» Extracted records:
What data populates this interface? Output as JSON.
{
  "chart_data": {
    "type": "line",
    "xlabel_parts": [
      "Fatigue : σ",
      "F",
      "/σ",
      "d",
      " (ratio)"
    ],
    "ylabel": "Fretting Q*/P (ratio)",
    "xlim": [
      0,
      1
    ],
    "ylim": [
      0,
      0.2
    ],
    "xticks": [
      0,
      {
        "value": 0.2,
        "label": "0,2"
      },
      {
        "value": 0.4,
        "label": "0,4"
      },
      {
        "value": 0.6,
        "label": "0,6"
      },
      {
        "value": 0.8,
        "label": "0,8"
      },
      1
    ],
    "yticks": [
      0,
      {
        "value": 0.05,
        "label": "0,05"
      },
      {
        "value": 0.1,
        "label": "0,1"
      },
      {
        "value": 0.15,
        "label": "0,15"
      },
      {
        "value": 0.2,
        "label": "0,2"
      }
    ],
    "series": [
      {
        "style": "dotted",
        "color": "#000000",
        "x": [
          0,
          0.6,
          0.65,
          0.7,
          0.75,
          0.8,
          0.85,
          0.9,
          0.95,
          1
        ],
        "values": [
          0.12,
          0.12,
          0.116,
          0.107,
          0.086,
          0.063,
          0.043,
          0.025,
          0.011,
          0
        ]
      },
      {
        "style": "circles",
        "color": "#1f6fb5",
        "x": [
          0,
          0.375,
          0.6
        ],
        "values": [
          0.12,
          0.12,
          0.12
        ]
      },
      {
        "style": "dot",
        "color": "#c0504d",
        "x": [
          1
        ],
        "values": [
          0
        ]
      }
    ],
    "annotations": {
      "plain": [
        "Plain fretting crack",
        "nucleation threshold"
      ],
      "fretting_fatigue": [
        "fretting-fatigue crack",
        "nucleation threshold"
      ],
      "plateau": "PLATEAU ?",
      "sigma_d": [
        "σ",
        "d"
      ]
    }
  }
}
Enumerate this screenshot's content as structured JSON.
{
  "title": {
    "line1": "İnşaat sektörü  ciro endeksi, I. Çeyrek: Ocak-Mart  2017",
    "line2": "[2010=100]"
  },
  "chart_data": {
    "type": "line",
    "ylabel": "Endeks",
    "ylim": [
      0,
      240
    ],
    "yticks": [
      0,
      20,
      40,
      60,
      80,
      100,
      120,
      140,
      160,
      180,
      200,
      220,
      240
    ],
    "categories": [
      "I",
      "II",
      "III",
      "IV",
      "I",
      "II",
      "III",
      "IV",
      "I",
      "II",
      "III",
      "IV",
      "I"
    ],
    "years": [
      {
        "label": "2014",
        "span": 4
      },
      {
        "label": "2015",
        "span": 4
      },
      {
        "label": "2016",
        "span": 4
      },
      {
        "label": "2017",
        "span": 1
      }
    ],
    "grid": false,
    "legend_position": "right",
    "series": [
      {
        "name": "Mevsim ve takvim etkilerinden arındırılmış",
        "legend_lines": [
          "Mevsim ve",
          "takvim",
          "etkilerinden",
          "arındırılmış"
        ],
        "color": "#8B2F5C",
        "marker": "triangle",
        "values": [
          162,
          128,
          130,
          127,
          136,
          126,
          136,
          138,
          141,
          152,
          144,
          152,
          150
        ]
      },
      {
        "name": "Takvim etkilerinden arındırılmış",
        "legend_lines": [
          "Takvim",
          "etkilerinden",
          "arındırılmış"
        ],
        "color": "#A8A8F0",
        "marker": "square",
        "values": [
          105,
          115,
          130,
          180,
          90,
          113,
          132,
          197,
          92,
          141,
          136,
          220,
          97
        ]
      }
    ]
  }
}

» What the task asks:
Exactly reproduce every record.

» Full response:
What data populates this interface? Output as JSON.
{
  "chart_data": {
    "type": "line",
    "xlabel_parts": [
      "Fatigue : σ",
      "F",
      "/σ",
      "d",
      " (ratio)"
    ],
    "ylabel": "Fretting Q*/P (ratio)",
    "xlim": [
      0,
      1
    ],
    "ylim": [
      0,
      0.2
    ],
    "xticks": [
      0,
      {
        "value": 0.2,
        "label": "0,2"
      },
      {
        "value": 0.4,
        "label": "0,4"
      },
      {
        "value": 0.6,
        "label": "0,6"
      },
      {
        "value": 0.8,
        "label": "0,8"
      },
      1
    ],
    "yticks": [
      0,
      {
        "value": 0.05,
        "label": "0,05"
      },
      {
        "value": 0.1,
        "label": "0,1"
      },
      {
        "value": 0.15,
        "label": "0,15"
      },
      {
        "value": 0.2,
        "label": "0,2"
      }
    ],
    "series": [
      {
        "style": "dotted",
        "color": "#000000",
        "x": [
          0,
          0.6,
          0.65,
          0.7,
          0.75,
          0.8,
          0.85,
          0.9,
          0.95,
          1
        ],
        "values": [
          0.12,
          0.12,
          0.116,
          0.107,
          0.086,
          0.063,
          0.043,
          0.025,
          0.011,
          0
        ]
      },
      {
        "style": "circles",
        "color": "#1f6fb5",
        "x": [
          0,
          0.375,
          0.6
        ],
        "values": [
          0.12,
          0.12,
          0.12
        ]
      },
      {
        "style": "dot",
        "color": "#c0504d",
        "x": [
          1
        ],
        "values": [
          0
        ]
      }
    ],
    "annotations": {
      "plain": [
        "Plain fretting crack",
        "nucleation threshold"
      ],
      "fretting_fatigue": [
        "fretting-fatigue crack",
        "nucleation threshold"
      ],
      "plateau": "PLATEAU ?",
      "sigma_d": [
        "σ",
        "d"
      ]
    }
  }
}
Enumerate this screenshot's content as structured JSON.
{
  "title": {
    "line1": "İnşaat sektörü  ciro endeksi, I. Çeyrek: Ocak-Mart  2017",
    "line2": "[2010=100]"
  },
  "chart_data": {
    "type": "line",
    "ylabel": "Endeks",
    "ylim": [
      0,
      240
    ],
    "yticks": [
      0,
      20,
      40,
      60,
      80,
      100,
      120,
      140,
      160,
      180,
      200,
      220,
      240
    ],
    "categories": [
      "I",
      "II",
      "III",
      "IV",
      "I",
      "II",
      "III",
      "IV",
      "I",
      "II",
      "III",
      "IV",
      "I"
    ],
    "years": [
      {
        "label": "2014",
        "span": 4
      },
      {
        "label": "2015",
        "span": 4
      },
      {
        "label": "2016",
        "span": 4
      },
      {
        "label": "2017",
        "span": 1
      }
    ],
    "grid": false,
    "legend_position": "right",
    "series": [
      {
        "name": "Mevsim ve takvim etkilerinden arındırılmış",
        "legend_lines": [
          "Mevsim ve",
          "takvim",
          "etkilerinden",
          "arındırılmış"
        ],
        "color": "#8B2F5C",
        "marker": "triangle",
        "values": [
          162,
          128,
          130,
          127,
          136,
          126,
          136,
          138,
          141,
          152,
          144,
          152,
          150
        ]
      },
      {
        "name": "Takvim etkilerinden arındırılmış",
        "legend_lines": [
          "Takvim",
          "etkilerinden",
          "arındırılmış"
        ],
        "color": "#A8A8F0",
        "marker": "square",
        "values": [
          105,
          115,
          130,
          180,
          90,
          113,
          132,
          197,
          92,
          141,
          136,
          220,
          97
        ]
      }
    ]
  }
}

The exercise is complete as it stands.